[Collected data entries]
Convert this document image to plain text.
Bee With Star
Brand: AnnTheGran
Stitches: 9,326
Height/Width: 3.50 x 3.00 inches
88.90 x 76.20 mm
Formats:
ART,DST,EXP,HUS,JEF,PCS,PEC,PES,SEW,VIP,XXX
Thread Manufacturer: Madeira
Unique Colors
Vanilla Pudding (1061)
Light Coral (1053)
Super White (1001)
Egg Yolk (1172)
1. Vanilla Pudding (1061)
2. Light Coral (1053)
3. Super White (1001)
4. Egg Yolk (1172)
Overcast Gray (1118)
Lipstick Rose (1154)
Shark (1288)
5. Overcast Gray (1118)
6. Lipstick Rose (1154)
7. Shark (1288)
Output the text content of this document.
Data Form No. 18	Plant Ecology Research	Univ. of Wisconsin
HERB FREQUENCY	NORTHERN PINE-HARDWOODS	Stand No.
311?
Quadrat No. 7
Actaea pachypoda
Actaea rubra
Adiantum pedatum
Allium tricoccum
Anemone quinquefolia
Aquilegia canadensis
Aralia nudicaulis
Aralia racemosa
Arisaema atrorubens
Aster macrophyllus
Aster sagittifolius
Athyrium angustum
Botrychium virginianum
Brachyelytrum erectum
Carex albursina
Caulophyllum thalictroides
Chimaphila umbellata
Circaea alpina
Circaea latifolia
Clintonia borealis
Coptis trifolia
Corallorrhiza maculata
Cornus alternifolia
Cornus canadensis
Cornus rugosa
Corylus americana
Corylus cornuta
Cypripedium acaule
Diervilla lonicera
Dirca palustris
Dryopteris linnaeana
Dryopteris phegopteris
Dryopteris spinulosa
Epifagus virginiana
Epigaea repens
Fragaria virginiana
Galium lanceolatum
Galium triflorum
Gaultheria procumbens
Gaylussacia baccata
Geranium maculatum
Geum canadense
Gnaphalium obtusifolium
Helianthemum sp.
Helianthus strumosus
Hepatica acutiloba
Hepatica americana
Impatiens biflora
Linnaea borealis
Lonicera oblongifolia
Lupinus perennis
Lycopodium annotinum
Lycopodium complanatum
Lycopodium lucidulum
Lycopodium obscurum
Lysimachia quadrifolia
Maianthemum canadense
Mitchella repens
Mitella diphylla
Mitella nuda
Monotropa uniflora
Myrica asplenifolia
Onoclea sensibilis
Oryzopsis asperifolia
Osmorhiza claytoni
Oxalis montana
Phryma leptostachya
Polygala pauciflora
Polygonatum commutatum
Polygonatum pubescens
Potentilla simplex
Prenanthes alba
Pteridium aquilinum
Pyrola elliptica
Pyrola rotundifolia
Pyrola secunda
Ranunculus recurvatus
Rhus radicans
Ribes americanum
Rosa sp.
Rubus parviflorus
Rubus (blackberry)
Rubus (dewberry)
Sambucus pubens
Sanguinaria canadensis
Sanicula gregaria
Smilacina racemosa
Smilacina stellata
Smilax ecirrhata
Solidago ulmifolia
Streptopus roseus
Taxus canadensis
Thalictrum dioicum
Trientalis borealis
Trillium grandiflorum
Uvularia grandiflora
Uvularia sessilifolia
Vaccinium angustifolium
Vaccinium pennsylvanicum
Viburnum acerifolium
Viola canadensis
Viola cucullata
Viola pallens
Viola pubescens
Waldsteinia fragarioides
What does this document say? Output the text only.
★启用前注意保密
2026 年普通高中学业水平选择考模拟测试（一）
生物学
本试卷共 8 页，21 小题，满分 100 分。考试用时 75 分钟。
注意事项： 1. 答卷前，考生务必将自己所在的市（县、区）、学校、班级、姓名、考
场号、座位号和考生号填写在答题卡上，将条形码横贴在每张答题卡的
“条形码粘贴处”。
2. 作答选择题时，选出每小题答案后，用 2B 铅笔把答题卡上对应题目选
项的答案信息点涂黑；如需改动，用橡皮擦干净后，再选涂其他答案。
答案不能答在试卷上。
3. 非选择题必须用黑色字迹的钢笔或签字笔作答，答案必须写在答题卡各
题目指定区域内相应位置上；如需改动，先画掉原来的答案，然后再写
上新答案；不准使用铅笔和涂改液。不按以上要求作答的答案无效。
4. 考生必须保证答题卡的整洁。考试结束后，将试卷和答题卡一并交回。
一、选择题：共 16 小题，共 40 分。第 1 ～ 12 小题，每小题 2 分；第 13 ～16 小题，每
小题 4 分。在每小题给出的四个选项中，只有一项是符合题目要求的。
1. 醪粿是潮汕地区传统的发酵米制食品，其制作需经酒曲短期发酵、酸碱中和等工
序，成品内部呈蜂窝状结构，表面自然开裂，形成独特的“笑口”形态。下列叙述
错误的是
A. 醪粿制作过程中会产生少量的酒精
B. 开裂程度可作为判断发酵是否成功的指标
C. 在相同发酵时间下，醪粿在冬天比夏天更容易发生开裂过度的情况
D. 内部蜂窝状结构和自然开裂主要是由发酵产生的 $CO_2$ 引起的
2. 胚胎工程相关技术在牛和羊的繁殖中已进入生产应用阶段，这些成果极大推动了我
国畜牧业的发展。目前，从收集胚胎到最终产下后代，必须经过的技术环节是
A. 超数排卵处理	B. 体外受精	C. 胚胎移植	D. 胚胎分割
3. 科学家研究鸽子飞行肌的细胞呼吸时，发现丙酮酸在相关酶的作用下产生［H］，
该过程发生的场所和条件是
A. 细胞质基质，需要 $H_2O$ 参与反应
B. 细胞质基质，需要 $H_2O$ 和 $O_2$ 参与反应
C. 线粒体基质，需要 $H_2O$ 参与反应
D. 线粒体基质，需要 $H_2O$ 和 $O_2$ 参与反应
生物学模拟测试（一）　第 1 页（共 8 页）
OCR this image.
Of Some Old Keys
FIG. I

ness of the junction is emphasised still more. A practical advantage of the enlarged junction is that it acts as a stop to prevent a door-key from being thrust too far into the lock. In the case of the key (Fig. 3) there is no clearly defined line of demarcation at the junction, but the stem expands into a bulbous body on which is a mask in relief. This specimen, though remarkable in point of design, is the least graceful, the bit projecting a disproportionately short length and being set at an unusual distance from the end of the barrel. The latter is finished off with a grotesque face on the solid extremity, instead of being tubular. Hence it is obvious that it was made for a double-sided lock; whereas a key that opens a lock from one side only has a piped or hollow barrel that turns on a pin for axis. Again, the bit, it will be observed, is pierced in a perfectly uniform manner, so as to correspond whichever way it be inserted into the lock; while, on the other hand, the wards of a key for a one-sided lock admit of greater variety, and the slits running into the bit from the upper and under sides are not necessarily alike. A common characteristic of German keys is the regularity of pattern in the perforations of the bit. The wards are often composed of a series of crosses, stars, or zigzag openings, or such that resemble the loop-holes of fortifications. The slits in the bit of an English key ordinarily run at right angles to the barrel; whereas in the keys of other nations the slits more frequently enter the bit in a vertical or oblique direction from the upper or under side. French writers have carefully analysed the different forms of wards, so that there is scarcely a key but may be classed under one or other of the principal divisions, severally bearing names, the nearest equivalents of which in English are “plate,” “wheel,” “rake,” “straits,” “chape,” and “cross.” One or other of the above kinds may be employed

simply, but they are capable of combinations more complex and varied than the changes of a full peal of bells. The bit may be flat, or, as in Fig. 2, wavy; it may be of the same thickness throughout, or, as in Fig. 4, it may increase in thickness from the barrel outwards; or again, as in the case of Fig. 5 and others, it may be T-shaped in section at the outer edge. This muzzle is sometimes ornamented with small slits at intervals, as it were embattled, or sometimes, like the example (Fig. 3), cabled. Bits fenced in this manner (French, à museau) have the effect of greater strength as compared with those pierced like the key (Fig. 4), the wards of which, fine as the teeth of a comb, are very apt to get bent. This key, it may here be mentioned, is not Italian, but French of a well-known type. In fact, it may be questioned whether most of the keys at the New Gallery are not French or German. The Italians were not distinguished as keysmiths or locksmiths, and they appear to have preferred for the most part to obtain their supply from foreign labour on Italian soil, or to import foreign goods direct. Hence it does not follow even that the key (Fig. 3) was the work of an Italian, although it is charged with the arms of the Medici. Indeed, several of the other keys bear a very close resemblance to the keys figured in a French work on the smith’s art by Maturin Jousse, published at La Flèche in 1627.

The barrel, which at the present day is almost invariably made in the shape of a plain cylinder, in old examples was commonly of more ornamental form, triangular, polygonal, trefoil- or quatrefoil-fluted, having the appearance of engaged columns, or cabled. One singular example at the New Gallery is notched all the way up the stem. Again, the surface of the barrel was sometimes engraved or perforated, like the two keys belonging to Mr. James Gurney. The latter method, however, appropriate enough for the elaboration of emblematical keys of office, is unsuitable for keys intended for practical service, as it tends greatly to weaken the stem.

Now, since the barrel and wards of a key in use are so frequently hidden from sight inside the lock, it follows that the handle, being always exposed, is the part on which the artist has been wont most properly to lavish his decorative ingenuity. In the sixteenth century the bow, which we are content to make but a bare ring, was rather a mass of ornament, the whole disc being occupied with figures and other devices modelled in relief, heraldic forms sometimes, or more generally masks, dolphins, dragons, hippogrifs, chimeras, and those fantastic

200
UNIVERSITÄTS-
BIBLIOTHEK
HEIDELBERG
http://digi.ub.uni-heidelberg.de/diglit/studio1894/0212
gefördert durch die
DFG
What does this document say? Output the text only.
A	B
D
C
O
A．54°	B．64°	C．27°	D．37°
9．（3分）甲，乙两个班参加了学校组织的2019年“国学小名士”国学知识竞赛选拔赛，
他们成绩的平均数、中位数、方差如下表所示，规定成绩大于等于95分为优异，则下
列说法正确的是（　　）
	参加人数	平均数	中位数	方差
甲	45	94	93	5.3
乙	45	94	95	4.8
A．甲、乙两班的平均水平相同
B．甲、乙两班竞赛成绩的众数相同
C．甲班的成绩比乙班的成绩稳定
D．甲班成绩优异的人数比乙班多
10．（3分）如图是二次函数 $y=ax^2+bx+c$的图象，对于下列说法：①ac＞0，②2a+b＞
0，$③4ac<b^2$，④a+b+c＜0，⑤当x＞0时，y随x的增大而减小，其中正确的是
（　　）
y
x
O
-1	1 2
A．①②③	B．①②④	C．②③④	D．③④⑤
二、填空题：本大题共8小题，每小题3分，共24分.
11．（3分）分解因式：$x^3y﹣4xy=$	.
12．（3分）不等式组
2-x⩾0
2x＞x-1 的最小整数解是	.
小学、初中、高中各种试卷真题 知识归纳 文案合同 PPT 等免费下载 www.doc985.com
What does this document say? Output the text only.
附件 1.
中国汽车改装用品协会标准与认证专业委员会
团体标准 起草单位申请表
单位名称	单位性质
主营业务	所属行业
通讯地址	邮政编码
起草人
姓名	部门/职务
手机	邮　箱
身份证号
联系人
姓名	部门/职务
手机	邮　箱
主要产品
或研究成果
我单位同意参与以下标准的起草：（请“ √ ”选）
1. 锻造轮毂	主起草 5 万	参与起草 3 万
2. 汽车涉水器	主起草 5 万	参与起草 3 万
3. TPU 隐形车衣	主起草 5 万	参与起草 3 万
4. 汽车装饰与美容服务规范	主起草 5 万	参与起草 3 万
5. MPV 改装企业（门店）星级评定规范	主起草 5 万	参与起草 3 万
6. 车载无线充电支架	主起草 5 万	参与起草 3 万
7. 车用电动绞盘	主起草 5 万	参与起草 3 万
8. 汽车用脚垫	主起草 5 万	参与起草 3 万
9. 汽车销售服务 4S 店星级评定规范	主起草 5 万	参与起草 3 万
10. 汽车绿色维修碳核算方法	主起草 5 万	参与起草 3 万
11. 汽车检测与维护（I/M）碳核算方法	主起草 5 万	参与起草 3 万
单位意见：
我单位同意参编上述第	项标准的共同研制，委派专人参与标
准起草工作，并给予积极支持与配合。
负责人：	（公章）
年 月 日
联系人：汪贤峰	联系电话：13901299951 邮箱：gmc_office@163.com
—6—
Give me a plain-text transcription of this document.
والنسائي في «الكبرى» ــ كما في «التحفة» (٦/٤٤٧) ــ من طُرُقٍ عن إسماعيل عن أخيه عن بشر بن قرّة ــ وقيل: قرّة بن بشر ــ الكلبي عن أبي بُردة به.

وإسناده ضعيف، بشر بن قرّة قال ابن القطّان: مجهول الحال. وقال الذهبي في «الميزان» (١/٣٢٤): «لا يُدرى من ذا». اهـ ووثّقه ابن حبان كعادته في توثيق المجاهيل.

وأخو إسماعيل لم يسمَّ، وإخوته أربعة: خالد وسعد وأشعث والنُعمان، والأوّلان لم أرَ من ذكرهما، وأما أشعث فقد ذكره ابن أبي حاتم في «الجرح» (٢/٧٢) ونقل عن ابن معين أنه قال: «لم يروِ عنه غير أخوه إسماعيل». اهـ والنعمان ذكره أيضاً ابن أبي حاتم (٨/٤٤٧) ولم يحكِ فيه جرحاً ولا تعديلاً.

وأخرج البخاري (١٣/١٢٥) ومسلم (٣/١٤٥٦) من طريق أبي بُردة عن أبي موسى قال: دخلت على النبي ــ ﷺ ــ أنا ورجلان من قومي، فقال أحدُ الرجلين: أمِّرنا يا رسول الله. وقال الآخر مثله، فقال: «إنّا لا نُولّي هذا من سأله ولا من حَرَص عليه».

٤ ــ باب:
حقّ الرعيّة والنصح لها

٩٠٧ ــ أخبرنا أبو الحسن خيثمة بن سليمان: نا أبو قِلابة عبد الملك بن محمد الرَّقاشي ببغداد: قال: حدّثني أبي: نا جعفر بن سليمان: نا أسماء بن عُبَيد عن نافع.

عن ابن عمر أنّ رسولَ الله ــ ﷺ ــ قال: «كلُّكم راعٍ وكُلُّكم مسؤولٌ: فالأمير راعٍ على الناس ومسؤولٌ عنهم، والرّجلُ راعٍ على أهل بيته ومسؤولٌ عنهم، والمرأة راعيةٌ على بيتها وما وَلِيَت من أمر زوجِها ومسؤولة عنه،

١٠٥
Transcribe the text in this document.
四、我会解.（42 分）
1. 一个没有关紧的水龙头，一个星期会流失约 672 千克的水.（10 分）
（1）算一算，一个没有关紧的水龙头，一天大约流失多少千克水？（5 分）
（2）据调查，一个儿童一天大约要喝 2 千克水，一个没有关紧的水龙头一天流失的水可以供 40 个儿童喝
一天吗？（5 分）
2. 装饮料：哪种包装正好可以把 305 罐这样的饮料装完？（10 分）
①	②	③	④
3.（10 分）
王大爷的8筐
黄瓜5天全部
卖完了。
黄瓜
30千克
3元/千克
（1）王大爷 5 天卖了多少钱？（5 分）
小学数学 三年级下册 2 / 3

» **GIVEN EXERCISE**
Determine the number of lines in the listing that contain the string "plain". Write that number and nothing else.

» **OUTPUT**
3